* Material provided:
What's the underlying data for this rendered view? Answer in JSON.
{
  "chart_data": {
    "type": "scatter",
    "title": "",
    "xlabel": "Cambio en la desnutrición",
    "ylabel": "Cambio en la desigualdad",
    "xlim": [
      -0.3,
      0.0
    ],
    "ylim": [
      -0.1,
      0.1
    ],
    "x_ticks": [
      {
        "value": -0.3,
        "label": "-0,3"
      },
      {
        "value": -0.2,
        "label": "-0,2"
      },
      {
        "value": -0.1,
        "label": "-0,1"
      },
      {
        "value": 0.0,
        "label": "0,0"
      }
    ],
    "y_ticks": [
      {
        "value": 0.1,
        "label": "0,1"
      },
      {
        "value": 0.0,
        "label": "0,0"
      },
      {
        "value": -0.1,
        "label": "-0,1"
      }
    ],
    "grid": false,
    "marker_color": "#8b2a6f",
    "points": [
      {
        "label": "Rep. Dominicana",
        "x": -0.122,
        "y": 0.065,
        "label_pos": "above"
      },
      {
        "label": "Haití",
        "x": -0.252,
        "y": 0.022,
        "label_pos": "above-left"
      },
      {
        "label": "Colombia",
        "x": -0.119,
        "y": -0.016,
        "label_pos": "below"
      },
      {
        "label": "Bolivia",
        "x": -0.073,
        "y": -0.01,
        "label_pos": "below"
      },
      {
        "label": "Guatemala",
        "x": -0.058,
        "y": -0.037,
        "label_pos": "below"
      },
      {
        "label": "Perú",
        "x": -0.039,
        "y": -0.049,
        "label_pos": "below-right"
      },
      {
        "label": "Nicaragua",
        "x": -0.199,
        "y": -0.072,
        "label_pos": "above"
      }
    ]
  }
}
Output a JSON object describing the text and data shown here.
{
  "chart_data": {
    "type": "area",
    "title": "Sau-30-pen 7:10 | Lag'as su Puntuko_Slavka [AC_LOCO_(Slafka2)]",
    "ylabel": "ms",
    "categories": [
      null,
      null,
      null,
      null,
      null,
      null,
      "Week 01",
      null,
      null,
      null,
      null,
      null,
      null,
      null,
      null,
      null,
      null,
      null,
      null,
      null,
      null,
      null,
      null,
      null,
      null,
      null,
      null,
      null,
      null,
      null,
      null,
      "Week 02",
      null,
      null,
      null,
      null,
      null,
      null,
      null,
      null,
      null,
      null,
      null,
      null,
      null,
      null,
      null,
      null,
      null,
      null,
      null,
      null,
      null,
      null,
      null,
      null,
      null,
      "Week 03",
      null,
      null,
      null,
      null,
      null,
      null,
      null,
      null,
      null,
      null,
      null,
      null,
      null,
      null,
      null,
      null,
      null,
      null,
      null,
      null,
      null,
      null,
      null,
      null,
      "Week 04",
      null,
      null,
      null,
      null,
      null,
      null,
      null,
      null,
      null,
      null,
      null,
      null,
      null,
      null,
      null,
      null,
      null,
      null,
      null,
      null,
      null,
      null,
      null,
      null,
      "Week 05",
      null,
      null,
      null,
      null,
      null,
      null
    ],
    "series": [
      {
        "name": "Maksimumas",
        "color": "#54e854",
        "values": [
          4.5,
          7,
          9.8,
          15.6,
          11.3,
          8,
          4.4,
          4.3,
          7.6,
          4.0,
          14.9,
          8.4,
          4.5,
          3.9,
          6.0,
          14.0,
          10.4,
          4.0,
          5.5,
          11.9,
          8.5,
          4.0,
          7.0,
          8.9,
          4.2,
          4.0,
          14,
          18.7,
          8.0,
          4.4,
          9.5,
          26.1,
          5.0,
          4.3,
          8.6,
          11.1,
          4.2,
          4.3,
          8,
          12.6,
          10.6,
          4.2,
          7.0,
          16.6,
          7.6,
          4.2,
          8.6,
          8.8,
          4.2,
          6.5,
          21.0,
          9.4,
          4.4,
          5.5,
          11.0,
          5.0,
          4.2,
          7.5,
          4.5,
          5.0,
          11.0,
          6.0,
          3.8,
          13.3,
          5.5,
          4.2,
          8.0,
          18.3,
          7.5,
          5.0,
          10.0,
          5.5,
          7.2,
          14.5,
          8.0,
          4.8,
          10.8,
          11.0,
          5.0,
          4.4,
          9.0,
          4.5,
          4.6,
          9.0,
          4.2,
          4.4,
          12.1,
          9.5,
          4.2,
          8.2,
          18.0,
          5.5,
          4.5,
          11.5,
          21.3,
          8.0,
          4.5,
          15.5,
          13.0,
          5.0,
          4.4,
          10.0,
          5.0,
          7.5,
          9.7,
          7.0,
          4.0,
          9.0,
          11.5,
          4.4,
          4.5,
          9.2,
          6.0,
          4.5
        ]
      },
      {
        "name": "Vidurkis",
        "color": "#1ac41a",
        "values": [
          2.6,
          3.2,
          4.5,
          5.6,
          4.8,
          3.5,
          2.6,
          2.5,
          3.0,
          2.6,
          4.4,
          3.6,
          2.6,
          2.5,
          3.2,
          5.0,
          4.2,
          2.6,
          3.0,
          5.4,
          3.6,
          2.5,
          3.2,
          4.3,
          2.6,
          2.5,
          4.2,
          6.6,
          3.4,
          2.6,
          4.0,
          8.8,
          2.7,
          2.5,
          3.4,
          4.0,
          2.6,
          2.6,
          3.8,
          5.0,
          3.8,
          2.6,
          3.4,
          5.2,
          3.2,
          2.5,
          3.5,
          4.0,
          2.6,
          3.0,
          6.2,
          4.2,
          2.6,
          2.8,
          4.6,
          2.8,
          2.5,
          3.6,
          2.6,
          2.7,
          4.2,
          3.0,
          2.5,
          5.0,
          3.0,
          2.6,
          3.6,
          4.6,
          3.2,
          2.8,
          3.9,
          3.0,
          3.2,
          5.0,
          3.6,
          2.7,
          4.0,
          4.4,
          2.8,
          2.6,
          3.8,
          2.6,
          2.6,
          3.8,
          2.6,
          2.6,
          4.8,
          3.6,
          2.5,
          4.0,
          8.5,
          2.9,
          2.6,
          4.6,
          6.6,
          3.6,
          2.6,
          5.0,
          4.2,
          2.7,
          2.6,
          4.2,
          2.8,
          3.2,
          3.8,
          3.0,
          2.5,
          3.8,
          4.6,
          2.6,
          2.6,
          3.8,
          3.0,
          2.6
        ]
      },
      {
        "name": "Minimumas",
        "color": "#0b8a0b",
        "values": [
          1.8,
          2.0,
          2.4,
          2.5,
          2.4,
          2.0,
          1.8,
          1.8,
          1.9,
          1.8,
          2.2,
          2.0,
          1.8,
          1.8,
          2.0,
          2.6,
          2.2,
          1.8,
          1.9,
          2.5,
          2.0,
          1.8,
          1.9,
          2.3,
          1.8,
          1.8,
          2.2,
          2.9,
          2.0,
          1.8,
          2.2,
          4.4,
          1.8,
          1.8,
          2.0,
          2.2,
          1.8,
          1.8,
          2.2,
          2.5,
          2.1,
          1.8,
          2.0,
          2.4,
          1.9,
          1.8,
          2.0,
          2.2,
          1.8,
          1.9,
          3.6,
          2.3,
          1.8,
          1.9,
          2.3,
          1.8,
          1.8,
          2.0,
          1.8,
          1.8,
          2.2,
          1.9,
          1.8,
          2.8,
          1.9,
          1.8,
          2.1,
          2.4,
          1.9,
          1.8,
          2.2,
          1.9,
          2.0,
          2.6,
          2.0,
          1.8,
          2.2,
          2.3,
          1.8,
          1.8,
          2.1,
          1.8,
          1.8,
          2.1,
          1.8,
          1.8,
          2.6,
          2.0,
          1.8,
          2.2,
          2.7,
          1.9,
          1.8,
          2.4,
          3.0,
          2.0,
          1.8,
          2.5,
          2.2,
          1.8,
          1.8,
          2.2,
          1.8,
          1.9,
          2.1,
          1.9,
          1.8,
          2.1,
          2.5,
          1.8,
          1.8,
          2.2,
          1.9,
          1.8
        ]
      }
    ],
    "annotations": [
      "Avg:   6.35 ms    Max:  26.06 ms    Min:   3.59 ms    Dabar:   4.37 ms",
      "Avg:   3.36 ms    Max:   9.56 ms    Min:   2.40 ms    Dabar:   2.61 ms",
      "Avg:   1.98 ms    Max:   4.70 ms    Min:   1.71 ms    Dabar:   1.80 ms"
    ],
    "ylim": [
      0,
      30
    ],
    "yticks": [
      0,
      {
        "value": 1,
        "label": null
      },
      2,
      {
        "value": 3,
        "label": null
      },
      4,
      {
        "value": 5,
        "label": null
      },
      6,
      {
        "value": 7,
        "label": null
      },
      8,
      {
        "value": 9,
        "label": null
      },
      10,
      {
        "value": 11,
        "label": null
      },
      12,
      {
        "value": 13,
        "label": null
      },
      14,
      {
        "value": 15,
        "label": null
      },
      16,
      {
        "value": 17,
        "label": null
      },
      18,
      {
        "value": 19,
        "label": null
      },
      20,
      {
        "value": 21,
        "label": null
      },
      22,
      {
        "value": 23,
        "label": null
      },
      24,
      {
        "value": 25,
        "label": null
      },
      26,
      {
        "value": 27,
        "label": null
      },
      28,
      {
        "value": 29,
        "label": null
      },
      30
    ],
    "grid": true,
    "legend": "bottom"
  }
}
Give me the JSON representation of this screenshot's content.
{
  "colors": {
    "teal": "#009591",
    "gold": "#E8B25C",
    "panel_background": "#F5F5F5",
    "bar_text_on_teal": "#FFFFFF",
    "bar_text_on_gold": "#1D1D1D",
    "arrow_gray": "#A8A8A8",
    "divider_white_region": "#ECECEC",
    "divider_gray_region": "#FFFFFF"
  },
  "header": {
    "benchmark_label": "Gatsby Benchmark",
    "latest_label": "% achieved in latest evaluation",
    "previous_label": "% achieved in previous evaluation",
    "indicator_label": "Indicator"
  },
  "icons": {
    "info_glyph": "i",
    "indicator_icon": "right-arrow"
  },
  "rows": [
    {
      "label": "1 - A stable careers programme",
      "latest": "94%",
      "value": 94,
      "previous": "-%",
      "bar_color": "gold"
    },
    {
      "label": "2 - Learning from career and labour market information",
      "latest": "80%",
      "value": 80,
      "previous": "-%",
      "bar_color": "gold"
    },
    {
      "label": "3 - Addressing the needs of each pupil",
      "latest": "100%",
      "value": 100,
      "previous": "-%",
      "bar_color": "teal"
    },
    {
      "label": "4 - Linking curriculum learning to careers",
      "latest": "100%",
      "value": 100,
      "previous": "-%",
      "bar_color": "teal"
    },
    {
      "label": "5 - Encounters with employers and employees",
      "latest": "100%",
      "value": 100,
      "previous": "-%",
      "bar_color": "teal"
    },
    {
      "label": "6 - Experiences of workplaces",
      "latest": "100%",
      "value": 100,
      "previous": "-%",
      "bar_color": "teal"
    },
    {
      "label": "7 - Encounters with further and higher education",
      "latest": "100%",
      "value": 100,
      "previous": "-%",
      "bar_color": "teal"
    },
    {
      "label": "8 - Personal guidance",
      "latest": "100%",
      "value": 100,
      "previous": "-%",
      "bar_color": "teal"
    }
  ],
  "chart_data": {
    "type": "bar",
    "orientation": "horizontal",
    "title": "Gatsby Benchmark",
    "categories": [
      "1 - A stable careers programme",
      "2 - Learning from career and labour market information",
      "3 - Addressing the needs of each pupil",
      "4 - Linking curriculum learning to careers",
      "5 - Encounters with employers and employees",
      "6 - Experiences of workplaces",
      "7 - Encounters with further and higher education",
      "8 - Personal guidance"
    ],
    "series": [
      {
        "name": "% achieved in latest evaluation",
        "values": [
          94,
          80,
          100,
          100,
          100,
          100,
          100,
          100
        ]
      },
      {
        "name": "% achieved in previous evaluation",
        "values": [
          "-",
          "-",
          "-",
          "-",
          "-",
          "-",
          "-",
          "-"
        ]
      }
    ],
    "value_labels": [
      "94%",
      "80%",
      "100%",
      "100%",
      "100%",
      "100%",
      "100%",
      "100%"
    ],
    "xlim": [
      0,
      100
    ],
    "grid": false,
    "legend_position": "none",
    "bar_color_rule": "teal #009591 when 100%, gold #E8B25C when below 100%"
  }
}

* Problem statement: Read the entries above, then pull out the lines that include "education".

* Response to the exercise:
      "label": "7 - Encounters with further and higher education",
      "7 - Encounters with further and higher education",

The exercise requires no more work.